• _EXERCISE INSTRUCTIONS_
Out of the lines in this data, how many include "JSON"? Give the number and nothing else.

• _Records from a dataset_
______________________________

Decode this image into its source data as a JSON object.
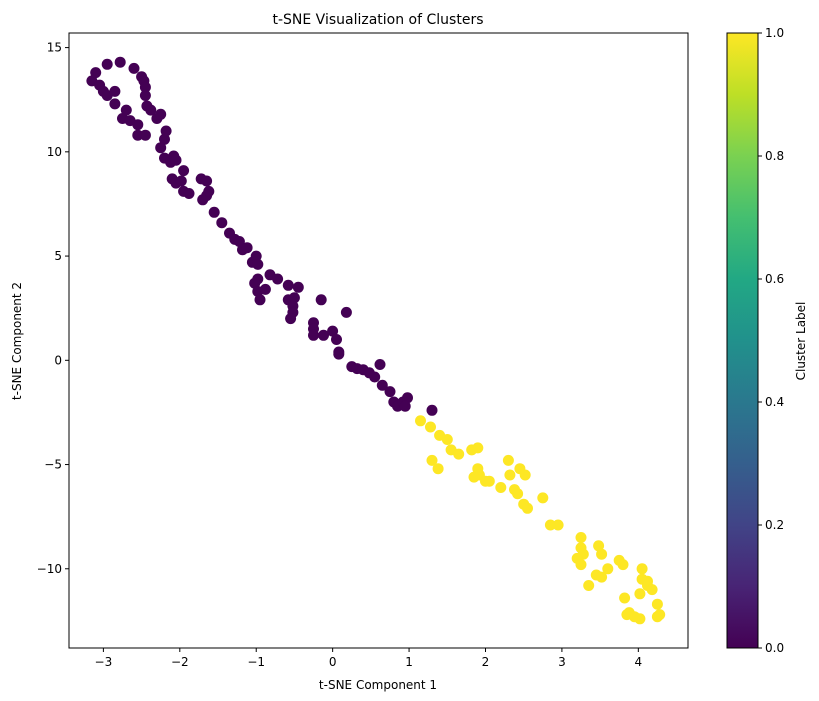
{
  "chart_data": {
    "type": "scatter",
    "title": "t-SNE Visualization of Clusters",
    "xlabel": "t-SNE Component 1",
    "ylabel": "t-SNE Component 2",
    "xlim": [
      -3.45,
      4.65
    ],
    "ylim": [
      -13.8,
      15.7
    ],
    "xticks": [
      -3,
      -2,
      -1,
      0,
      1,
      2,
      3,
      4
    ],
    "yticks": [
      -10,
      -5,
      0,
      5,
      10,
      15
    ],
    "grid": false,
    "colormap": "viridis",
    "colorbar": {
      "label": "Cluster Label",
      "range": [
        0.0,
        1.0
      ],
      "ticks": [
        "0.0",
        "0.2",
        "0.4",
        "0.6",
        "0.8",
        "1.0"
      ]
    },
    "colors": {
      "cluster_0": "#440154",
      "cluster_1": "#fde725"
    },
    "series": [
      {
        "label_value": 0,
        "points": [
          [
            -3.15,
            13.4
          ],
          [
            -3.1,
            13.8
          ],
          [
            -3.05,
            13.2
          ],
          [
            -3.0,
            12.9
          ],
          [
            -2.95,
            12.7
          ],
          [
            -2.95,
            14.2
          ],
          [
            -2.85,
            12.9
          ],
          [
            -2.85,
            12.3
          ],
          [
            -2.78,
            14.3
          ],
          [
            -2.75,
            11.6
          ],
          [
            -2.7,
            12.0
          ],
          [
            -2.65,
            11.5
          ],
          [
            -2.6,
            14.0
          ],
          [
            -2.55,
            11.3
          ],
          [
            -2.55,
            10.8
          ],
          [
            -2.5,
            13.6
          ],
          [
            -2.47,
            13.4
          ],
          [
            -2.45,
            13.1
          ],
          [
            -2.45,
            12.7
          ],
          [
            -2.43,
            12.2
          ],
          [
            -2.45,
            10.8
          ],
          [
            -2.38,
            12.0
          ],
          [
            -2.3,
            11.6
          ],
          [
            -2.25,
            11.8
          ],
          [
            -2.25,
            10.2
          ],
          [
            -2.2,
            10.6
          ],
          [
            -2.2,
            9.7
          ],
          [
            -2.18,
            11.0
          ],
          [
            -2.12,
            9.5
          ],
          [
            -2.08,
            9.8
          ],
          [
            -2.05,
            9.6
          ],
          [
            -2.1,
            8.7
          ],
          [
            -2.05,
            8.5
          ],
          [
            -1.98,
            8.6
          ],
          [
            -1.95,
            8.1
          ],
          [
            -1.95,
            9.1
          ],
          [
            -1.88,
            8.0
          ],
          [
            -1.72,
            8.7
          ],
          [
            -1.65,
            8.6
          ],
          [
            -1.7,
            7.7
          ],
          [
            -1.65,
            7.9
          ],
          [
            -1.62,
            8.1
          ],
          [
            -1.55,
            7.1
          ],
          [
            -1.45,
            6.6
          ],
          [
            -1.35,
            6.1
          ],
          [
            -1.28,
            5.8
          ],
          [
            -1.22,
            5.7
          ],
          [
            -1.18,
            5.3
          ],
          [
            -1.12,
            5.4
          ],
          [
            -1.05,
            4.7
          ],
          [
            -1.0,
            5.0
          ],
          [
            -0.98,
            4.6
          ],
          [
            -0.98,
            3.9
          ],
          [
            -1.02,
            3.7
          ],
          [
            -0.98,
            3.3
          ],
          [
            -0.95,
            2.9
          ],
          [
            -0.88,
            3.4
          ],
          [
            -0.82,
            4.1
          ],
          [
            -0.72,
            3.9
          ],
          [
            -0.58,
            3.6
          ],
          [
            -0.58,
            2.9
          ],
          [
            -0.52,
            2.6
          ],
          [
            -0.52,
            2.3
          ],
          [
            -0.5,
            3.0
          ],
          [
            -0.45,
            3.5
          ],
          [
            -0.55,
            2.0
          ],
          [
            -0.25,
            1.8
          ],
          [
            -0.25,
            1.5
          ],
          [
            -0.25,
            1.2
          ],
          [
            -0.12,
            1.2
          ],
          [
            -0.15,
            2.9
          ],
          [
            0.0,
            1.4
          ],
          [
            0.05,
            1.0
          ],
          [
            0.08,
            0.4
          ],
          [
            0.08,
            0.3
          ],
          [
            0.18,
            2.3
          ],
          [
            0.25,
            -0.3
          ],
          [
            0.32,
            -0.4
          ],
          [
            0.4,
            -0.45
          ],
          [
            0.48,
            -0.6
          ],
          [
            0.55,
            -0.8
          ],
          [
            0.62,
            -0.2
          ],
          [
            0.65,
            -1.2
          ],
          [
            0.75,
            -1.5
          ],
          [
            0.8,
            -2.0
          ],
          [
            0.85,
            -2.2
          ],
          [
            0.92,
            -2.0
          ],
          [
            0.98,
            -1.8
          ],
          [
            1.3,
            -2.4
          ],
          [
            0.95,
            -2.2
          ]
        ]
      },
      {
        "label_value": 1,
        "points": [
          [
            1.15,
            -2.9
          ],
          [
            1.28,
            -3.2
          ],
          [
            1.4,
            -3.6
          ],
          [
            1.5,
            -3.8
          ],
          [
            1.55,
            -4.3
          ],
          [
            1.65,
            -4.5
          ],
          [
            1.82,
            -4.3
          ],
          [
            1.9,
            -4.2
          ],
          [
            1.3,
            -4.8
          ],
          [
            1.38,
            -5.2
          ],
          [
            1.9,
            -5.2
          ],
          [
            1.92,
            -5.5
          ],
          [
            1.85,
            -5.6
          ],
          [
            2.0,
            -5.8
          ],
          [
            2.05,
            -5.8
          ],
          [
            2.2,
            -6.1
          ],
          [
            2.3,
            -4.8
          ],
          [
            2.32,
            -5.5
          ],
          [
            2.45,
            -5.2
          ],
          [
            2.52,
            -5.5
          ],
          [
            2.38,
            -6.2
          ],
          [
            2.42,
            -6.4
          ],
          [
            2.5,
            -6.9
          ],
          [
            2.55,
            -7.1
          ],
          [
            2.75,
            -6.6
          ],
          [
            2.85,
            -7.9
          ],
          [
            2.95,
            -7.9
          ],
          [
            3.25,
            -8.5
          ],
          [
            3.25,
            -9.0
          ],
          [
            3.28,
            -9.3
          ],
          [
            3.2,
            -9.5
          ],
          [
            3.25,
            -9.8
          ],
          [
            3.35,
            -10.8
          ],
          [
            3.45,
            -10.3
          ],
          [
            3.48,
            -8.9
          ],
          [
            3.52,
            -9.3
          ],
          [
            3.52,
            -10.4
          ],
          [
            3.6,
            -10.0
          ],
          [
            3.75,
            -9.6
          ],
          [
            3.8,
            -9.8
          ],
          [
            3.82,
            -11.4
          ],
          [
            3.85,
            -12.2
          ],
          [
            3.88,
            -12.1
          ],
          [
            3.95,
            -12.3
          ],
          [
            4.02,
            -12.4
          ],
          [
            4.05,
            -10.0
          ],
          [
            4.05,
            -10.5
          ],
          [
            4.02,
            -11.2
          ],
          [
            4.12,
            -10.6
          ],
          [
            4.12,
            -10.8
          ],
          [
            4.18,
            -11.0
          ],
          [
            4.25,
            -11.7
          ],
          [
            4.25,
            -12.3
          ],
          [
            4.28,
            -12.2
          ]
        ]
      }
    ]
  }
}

______________________________

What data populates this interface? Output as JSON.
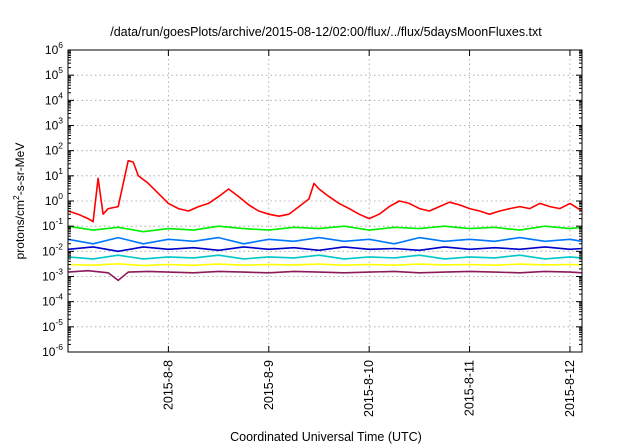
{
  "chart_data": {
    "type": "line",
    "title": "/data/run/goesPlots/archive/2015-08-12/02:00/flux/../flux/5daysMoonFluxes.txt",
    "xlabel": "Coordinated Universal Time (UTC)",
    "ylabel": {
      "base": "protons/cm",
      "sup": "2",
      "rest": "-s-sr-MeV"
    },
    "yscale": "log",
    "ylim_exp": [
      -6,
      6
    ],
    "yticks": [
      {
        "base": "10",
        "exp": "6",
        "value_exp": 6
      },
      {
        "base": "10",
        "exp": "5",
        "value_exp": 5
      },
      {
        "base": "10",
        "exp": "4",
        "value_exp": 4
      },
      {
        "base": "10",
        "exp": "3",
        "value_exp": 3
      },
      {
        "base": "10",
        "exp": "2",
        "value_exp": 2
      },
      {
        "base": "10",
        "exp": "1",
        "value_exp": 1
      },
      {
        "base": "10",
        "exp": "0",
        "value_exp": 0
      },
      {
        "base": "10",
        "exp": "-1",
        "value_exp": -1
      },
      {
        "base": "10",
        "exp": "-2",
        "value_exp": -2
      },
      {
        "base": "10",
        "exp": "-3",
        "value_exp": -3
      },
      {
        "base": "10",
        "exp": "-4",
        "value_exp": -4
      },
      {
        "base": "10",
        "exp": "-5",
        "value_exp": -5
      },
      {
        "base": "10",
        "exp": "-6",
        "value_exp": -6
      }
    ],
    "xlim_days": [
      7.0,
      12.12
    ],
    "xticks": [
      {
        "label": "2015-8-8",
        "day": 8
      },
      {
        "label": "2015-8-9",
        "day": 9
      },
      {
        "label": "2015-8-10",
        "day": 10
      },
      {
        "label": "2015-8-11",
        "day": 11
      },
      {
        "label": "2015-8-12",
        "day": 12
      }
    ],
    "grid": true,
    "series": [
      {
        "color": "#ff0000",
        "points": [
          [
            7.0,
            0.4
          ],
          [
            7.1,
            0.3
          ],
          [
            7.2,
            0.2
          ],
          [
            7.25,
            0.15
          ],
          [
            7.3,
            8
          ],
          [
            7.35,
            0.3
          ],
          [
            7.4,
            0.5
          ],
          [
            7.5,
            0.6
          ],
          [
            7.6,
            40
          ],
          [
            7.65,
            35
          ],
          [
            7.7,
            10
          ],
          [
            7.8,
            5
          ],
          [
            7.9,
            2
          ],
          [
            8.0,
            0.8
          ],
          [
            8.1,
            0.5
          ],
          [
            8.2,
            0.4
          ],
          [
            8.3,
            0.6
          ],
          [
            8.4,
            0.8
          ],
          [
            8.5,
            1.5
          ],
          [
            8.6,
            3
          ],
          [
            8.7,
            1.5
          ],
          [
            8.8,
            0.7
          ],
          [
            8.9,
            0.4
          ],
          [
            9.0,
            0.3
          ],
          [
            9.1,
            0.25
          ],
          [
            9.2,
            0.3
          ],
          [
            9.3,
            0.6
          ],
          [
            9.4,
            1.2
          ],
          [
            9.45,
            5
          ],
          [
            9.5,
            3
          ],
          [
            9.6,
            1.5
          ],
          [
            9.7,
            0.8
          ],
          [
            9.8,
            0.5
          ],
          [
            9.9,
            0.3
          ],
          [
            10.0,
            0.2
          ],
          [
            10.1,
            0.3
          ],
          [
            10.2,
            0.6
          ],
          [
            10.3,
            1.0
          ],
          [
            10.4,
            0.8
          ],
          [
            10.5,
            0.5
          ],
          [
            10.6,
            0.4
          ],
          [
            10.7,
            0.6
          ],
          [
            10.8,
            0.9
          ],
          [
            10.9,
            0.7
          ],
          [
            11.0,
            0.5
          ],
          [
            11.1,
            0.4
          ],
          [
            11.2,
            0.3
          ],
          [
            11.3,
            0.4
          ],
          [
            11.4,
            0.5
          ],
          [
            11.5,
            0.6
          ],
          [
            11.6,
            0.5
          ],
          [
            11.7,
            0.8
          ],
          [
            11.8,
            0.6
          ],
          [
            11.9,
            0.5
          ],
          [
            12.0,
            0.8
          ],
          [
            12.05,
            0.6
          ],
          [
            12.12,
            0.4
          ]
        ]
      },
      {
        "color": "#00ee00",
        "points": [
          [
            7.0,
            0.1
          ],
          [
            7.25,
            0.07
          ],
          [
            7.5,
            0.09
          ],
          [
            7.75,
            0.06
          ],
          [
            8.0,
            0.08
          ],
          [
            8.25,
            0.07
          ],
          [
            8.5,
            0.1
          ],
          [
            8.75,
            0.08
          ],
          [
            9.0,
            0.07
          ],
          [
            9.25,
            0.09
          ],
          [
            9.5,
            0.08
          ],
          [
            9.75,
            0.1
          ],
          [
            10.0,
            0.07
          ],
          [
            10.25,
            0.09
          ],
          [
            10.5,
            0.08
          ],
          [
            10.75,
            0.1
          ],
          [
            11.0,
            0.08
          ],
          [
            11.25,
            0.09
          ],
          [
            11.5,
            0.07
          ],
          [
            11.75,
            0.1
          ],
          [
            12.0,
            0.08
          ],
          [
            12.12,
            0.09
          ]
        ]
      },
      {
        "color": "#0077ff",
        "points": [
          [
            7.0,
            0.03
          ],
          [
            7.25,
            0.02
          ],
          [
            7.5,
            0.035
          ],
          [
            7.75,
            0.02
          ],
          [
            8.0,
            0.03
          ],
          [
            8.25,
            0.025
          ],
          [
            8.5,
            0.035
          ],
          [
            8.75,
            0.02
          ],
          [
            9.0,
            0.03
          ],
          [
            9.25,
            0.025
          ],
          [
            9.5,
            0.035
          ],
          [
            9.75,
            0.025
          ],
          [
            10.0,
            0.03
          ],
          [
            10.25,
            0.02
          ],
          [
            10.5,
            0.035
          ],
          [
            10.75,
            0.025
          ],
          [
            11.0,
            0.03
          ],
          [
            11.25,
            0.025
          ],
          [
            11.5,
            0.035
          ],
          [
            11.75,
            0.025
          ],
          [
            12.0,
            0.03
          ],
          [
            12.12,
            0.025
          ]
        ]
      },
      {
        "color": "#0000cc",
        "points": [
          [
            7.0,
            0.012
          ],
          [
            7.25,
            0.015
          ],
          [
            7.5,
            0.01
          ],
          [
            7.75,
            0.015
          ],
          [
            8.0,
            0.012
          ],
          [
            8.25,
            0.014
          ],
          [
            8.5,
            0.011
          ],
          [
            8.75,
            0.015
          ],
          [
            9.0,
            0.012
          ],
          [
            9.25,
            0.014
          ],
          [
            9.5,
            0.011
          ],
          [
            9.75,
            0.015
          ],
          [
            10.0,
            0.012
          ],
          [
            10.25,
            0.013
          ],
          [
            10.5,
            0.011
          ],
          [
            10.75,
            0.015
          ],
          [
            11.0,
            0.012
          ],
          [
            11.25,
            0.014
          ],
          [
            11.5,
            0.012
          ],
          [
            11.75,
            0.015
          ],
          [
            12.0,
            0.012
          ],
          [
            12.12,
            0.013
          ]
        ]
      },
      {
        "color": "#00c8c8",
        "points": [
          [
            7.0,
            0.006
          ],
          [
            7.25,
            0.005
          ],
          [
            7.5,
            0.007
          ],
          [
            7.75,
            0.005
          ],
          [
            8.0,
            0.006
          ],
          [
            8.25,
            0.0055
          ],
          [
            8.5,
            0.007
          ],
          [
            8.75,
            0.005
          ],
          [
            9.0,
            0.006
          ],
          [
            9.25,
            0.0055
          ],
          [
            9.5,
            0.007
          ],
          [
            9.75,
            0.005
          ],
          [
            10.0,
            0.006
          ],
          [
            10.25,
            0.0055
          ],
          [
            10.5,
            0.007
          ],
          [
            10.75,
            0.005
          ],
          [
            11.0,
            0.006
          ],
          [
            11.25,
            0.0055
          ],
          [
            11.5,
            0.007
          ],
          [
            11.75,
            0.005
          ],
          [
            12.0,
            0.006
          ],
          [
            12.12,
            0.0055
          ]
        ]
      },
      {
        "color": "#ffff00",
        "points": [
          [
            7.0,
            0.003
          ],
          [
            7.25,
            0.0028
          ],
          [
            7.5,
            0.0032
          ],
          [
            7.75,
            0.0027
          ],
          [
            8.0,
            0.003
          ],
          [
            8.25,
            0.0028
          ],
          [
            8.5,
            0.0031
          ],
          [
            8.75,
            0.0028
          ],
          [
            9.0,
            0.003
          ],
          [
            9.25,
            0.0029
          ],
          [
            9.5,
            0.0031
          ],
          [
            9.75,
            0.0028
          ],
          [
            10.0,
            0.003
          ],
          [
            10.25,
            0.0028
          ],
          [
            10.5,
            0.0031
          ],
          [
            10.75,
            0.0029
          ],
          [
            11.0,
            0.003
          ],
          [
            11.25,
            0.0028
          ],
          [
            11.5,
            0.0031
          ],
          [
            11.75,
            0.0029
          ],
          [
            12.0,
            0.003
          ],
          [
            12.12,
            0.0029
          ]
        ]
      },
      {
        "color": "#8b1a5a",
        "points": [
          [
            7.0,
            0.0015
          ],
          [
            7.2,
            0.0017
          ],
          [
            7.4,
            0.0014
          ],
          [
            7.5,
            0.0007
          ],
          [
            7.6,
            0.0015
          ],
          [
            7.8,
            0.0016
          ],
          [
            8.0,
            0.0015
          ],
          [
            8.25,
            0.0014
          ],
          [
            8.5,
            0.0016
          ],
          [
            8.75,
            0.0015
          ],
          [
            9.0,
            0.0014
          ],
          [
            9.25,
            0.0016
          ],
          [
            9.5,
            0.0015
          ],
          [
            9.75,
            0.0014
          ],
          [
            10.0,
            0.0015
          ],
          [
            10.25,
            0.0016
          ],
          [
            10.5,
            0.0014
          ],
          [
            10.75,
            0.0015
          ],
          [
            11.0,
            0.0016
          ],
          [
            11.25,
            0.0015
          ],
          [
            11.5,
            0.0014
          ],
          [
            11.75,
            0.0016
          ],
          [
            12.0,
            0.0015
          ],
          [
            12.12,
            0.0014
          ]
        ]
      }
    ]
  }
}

______________________________

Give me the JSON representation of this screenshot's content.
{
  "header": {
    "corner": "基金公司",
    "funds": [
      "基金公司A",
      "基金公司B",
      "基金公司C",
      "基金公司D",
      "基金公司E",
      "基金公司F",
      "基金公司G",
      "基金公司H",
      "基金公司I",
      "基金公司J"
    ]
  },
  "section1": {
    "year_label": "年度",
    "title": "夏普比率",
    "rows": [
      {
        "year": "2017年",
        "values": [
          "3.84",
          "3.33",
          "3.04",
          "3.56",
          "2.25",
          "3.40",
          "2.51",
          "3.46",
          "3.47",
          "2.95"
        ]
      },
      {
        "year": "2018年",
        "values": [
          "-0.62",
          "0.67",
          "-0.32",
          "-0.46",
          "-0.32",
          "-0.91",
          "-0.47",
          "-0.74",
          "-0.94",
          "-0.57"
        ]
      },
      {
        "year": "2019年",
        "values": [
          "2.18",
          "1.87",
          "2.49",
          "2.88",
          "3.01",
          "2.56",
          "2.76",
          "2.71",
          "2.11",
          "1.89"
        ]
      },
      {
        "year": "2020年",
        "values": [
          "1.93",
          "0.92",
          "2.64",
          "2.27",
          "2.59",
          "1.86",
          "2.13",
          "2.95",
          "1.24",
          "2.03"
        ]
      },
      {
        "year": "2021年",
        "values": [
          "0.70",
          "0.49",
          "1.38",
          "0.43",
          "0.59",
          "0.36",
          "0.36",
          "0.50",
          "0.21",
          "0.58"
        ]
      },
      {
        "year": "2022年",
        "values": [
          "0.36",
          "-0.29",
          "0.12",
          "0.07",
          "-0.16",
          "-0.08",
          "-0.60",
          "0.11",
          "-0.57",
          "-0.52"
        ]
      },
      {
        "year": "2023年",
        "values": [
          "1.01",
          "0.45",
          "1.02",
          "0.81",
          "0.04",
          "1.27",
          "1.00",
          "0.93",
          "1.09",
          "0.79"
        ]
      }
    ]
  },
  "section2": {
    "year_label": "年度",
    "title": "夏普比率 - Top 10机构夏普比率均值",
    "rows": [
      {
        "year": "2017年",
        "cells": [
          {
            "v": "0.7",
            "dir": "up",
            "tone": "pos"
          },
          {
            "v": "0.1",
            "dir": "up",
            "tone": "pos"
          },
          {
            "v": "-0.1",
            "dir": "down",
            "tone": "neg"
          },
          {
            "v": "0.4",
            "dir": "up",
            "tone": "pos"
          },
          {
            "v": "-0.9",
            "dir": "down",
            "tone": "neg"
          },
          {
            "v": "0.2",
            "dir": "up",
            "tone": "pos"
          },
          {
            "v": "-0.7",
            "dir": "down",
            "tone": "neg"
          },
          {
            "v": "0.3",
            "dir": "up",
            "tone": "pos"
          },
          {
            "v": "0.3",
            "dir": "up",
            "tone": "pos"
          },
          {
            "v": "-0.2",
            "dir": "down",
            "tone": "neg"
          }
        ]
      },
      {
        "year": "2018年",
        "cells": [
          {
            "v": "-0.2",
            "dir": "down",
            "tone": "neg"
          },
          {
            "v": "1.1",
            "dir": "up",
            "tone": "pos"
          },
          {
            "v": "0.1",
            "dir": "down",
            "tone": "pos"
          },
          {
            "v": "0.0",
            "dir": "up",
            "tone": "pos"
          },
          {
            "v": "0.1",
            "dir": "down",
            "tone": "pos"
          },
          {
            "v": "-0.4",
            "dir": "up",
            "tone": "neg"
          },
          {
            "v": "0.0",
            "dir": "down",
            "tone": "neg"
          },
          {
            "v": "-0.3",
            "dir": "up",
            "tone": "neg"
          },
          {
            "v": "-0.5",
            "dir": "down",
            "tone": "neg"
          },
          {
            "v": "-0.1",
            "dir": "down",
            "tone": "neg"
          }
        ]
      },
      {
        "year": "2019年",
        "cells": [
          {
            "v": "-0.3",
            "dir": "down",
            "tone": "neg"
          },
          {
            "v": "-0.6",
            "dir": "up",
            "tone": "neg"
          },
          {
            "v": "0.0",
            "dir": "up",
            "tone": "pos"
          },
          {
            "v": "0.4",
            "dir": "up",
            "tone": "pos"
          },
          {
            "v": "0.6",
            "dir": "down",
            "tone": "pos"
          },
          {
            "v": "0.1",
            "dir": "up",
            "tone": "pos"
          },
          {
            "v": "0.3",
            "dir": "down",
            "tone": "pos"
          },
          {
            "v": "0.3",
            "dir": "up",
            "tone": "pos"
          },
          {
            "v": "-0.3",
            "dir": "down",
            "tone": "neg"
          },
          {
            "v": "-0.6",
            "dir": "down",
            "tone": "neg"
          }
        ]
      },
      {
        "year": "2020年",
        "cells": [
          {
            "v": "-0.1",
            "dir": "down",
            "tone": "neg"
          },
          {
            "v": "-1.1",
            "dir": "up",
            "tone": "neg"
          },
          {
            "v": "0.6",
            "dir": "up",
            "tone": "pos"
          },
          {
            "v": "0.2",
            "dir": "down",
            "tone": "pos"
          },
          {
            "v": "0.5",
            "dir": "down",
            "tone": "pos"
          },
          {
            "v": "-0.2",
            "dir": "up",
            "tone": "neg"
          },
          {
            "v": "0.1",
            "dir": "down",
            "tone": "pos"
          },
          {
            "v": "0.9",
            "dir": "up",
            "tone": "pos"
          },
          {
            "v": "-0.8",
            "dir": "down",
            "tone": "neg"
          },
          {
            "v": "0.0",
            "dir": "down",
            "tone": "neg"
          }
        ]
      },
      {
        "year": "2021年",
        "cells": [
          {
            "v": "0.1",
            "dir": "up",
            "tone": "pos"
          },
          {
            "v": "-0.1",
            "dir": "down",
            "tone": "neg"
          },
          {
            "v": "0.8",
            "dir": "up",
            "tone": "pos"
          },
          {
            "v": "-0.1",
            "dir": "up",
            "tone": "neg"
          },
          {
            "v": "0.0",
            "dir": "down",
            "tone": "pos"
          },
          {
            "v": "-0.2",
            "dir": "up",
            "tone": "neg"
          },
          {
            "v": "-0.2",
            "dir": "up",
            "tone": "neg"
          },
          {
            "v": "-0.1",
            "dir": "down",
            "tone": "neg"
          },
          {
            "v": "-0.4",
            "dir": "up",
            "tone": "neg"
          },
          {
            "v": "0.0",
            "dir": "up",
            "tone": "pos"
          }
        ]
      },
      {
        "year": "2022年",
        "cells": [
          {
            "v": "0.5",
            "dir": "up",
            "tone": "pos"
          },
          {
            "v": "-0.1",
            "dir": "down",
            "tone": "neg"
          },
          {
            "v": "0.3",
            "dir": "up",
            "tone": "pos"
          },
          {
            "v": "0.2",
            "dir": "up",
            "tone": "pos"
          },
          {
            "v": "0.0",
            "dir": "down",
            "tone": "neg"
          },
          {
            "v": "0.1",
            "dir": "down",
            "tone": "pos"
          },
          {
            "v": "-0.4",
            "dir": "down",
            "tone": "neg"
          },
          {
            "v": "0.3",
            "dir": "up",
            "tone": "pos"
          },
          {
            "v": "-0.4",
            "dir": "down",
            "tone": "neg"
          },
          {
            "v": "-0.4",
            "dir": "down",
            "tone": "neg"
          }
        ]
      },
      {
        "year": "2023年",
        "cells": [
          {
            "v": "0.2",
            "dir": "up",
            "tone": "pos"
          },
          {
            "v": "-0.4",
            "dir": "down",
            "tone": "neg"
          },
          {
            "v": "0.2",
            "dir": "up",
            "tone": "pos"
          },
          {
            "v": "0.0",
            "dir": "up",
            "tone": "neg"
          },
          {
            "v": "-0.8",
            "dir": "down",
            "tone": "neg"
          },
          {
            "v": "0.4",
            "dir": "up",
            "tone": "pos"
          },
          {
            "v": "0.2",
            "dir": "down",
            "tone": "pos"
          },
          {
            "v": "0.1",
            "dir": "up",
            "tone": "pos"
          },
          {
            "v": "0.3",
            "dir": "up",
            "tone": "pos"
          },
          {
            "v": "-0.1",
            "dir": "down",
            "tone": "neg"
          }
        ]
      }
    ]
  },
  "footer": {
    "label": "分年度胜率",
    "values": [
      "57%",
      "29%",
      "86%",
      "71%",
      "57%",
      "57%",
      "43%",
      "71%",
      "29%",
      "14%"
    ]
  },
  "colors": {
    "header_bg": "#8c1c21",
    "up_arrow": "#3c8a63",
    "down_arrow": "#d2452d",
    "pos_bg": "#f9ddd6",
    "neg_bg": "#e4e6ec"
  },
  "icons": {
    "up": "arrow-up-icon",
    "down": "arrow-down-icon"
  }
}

______________________________

• _RESPONSE_
3